** start **
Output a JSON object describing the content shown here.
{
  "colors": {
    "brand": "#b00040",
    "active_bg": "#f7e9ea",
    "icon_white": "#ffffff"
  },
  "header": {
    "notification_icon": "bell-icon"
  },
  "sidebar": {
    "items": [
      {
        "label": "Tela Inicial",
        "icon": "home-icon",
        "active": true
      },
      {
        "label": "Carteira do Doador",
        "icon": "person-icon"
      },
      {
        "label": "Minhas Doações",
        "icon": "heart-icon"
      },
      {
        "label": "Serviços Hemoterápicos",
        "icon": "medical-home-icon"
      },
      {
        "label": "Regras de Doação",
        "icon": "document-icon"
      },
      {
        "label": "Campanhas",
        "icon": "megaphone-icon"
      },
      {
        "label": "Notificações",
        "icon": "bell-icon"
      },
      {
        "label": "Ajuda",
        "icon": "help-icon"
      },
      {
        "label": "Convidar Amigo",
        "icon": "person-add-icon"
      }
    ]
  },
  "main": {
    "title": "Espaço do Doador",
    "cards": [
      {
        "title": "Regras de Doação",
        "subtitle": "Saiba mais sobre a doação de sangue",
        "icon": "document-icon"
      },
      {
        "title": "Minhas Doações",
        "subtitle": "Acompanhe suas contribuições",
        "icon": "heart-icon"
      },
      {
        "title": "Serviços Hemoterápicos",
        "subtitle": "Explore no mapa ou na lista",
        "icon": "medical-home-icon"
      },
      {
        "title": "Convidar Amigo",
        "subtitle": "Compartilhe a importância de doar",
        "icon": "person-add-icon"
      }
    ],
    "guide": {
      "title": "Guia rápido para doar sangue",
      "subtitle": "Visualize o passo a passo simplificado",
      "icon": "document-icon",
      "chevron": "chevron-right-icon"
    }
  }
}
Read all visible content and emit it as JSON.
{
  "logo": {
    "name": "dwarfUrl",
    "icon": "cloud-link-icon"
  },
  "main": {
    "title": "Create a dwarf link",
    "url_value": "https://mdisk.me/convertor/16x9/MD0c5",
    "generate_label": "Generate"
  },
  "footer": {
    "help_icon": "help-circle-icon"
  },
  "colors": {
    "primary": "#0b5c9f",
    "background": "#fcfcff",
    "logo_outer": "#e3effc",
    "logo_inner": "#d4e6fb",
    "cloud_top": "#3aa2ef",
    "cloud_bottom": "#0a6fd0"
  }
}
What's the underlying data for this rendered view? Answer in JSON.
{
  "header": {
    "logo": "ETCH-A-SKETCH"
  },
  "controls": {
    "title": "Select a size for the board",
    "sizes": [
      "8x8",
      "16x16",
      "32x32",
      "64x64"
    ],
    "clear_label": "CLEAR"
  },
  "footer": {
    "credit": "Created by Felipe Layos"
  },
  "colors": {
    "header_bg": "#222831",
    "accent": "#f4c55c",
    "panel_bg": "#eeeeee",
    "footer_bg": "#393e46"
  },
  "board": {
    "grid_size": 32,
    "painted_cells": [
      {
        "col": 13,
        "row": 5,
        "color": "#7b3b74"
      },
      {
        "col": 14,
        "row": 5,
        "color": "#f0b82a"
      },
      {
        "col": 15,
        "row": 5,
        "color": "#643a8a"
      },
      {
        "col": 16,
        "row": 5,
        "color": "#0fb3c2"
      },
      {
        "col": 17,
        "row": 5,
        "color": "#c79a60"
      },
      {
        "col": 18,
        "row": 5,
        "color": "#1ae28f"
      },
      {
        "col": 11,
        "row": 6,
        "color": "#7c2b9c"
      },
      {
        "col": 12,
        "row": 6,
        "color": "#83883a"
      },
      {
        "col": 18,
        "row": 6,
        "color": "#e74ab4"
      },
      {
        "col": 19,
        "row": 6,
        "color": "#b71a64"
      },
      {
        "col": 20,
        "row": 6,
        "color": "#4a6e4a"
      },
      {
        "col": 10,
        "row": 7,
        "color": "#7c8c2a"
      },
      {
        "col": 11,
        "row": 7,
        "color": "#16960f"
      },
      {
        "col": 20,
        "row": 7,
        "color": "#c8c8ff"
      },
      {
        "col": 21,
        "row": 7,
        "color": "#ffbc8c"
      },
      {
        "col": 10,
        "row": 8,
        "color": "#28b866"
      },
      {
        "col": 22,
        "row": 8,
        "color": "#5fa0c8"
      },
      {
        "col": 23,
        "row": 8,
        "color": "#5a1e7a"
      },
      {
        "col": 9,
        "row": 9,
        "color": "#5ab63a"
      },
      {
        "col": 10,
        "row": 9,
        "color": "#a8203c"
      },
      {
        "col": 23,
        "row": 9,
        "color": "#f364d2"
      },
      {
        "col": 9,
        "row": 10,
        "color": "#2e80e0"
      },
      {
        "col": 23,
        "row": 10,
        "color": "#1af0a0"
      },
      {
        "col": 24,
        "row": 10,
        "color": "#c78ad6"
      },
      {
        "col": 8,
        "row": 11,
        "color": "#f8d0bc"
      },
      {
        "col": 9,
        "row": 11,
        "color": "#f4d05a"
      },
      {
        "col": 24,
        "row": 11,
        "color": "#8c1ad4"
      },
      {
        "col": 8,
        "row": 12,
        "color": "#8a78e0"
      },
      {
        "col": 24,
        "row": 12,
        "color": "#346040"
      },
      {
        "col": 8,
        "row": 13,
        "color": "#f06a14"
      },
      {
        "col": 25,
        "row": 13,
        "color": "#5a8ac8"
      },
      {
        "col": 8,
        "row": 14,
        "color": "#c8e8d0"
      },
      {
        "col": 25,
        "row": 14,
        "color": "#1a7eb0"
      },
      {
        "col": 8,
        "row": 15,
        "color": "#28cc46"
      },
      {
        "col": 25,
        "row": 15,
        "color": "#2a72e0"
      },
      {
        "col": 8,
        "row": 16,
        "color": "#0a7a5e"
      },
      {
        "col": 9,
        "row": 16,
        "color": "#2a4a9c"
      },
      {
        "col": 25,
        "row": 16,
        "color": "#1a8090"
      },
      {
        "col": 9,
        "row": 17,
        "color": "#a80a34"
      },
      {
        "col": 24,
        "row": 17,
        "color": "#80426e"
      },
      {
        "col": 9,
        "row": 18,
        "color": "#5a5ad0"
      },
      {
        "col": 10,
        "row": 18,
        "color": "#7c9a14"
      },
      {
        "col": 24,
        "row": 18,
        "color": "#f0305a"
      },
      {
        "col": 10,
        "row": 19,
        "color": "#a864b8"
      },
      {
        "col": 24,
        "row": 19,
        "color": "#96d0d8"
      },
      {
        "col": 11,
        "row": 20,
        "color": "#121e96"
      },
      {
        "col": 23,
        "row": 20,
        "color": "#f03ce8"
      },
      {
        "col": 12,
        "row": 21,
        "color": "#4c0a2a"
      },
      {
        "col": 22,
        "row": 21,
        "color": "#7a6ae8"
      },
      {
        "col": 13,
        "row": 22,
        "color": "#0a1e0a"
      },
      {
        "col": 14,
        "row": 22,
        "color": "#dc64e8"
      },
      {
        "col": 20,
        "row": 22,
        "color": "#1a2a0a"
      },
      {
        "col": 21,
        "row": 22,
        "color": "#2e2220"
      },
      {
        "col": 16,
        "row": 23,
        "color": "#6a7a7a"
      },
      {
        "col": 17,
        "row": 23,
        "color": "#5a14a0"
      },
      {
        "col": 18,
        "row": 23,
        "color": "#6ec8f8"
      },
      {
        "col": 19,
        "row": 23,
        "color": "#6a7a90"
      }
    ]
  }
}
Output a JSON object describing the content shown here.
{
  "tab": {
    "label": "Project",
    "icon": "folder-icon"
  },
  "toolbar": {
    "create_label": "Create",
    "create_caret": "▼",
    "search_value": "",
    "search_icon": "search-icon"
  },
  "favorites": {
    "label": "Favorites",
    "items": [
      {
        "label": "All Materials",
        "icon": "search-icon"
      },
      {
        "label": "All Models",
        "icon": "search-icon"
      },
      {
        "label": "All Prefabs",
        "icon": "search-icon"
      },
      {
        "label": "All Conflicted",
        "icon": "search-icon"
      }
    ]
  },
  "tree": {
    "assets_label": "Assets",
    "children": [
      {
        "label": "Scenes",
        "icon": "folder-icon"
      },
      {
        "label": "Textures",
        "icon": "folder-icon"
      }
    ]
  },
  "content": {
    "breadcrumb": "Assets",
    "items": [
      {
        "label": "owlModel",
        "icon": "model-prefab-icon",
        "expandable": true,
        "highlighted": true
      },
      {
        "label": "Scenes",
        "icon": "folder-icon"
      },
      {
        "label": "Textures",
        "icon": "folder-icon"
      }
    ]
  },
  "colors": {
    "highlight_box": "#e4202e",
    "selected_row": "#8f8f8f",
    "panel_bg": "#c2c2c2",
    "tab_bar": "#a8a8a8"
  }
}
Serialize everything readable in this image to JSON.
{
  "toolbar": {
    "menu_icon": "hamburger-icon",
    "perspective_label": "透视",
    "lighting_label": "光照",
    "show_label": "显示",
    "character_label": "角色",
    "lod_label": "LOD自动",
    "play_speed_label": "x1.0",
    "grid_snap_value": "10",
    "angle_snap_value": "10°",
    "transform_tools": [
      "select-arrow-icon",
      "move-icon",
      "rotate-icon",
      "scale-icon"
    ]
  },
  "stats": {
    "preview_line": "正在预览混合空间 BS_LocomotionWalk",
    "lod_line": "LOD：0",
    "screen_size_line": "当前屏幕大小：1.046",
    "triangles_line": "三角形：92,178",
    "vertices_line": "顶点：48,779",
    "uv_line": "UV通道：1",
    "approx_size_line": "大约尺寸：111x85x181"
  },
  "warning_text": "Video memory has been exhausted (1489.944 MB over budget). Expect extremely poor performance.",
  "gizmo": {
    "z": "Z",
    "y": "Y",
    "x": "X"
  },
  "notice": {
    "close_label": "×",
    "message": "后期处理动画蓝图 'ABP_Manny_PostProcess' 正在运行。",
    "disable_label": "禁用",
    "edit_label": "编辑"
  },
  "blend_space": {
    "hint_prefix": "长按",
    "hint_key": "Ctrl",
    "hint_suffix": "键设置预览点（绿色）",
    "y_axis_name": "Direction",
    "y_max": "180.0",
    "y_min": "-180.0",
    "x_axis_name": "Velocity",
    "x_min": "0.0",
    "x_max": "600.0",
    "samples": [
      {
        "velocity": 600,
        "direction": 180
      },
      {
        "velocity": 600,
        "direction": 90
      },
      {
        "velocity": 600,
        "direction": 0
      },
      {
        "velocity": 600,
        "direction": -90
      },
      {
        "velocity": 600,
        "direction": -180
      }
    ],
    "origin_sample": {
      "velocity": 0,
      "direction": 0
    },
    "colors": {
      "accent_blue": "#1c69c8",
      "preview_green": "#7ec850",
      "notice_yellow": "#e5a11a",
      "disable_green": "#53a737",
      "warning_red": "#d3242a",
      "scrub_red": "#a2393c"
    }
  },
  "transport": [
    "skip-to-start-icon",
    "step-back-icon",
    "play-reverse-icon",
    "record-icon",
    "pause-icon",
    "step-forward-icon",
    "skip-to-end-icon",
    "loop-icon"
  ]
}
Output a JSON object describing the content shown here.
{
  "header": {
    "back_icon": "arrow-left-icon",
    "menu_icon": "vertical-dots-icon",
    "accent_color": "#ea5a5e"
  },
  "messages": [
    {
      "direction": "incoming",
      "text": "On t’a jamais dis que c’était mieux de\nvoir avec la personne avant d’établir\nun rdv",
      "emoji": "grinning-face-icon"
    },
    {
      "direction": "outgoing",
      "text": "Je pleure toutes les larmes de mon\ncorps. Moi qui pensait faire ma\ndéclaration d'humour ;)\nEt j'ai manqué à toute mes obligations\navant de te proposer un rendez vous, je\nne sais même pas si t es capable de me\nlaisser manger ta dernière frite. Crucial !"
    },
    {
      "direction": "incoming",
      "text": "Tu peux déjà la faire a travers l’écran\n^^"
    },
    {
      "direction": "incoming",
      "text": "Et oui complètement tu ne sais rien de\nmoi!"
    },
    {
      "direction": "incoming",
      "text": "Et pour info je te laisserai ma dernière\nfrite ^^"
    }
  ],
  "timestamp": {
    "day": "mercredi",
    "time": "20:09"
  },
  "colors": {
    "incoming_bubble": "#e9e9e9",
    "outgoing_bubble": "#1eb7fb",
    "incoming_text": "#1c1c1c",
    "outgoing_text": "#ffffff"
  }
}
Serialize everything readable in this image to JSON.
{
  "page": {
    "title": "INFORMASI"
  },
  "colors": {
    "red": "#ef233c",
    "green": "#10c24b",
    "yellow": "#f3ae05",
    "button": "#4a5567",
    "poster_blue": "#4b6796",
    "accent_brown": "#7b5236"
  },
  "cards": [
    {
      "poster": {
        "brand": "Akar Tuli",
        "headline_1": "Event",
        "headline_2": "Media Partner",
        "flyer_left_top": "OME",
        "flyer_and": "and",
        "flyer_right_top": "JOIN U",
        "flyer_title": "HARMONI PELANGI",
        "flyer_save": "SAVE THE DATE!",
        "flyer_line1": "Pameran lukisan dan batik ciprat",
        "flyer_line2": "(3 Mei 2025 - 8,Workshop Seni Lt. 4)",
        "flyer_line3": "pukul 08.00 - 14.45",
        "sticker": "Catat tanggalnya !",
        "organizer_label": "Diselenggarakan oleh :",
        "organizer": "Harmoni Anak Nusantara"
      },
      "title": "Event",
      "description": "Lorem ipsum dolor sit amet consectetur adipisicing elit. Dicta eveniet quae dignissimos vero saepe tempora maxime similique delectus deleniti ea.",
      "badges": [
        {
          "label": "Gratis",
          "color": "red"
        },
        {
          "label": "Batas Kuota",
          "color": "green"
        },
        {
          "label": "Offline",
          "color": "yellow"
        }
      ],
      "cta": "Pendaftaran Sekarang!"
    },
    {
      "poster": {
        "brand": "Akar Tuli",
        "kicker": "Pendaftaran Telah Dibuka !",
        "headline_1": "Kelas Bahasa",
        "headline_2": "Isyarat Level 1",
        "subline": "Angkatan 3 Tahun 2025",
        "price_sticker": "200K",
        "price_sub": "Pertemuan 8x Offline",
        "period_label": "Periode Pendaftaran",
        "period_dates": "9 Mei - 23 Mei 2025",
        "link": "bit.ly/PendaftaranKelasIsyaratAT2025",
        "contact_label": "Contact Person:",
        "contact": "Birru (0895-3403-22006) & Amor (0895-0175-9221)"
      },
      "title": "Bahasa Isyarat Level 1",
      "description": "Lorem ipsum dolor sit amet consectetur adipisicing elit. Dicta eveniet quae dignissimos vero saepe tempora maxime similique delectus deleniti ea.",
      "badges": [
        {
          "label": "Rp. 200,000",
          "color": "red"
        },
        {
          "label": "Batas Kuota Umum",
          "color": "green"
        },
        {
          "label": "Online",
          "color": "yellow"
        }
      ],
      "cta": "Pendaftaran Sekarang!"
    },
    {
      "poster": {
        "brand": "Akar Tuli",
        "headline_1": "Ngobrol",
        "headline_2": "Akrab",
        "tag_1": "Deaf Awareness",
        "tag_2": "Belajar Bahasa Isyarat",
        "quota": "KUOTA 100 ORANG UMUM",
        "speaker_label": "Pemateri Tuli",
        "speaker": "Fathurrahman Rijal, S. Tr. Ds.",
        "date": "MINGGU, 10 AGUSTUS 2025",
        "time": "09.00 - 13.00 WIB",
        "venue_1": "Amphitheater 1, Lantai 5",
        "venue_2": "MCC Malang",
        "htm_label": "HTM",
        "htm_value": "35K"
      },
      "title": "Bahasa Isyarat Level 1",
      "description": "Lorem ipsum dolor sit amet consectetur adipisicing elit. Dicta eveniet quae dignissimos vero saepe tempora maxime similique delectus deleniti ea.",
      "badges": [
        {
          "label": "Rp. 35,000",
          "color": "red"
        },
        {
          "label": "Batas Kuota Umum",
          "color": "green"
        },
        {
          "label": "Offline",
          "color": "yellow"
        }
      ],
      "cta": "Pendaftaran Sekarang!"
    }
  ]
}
** end **
[What to do]: Copy every line above that holds the word "Doações".

[Result below]:
        "label": "Minhas Doações",
        "title": "Minhas Doações",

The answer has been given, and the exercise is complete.